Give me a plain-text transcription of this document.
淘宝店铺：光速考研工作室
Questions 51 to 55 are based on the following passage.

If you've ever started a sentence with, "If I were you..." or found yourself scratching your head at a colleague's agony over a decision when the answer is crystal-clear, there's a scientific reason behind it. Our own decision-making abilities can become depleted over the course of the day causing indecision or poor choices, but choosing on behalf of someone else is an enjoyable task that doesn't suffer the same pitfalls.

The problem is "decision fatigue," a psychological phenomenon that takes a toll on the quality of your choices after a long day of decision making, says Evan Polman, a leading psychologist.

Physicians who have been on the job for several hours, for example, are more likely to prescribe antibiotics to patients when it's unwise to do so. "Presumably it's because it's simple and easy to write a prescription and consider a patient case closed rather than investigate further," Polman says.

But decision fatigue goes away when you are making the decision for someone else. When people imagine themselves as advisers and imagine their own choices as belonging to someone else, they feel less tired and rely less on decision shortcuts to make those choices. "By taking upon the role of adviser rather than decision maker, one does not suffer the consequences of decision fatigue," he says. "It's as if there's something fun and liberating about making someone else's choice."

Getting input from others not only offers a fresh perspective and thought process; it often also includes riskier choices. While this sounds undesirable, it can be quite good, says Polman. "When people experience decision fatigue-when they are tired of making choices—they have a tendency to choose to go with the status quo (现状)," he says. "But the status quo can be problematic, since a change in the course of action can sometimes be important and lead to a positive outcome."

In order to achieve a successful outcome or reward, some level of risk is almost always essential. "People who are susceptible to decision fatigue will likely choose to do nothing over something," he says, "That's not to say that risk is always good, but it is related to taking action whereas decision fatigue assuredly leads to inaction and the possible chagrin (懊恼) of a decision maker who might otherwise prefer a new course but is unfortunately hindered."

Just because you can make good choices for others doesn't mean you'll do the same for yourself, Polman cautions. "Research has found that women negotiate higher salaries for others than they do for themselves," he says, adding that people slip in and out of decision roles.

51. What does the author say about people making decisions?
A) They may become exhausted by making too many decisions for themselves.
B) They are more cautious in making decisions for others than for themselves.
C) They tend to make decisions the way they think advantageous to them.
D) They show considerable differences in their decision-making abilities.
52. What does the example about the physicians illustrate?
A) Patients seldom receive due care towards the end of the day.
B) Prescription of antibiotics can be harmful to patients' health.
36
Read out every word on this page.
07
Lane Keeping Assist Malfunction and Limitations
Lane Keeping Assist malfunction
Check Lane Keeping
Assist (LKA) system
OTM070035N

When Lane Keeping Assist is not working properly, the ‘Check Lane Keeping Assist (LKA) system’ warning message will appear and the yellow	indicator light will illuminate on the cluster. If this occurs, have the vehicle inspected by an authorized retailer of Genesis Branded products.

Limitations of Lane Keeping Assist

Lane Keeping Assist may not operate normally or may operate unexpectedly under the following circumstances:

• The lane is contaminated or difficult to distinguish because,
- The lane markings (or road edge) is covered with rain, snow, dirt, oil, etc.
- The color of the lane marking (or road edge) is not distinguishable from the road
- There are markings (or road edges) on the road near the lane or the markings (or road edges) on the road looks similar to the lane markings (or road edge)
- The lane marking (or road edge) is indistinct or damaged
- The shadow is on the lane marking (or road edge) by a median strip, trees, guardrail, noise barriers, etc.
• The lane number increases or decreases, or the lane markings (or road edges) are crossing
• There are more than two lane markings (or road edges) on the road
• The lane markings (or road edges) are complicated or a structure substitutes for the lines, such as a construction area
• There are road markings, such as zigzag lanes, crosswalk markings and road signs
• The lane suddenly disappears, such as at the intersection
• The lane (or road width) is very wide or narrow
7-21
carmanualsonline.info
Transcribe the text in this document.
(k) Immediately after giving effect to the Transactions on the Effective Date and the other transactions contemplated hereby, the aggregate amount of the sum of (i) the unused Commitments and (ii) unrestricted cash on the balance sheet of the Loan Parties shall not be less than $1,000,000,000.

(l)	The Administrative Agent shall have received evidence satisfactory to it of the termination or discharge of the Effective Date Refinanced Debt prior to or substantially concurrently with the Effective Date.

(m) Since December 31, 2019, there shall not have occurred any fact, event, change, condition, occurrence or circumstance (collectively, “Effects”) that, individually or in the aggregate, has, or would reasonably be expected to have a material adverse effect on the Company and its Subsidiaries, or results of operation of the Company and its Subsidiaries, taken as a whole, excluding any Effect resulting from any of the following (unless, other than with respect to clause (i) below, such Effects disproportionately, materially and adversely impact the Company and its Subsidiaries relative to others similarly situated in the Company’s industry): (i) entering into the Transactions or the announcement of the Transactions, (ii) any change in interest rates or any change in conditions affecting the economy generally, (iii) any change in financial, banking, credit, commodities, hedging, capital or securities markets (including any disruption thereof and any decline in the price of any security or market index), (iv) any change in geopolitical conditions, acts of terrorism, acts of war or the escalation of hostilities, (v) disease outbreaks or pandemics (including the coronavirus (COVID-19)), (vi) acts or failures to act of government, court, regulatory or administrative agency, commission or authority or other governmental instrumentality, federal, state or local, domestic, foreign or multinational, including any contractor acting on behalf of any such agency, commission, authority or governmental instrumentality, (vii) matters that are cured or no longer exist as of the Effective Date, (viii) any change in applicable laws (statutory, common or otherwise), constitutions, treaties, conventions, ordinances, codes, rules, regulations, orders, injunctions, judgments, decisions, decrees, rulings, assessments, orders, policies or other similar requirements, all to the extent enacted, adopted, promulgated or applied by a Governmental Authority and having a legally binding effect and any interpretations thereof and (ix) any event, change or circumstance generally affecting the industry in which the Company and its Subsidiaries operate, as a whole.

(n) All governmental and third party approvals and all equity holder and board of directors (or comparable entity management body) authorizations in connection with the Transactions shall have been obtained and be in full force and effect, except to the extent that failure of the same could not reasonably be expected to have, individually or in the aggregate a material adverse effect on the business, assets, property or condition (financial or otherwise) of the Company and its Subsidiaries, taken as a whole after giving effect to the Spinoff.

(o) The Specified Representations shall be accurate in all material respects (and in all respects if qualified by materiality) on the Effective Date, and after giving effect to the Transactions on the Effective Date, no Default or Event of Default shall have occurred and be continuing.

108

···

* **Work required**:
Write out every line of the listing that holds the word "Check".

* **Written reply**:
Check Lane Keeping
When Lane Keeping Assist is not working properly, the ‘Check Lane Keeping Assist (LKA) system’ warning message will appear and the yellow	indicator light will illuminate on the cluster. If this occurs, have the vehicle inspected by an authorized retailer of Genesis Branded products.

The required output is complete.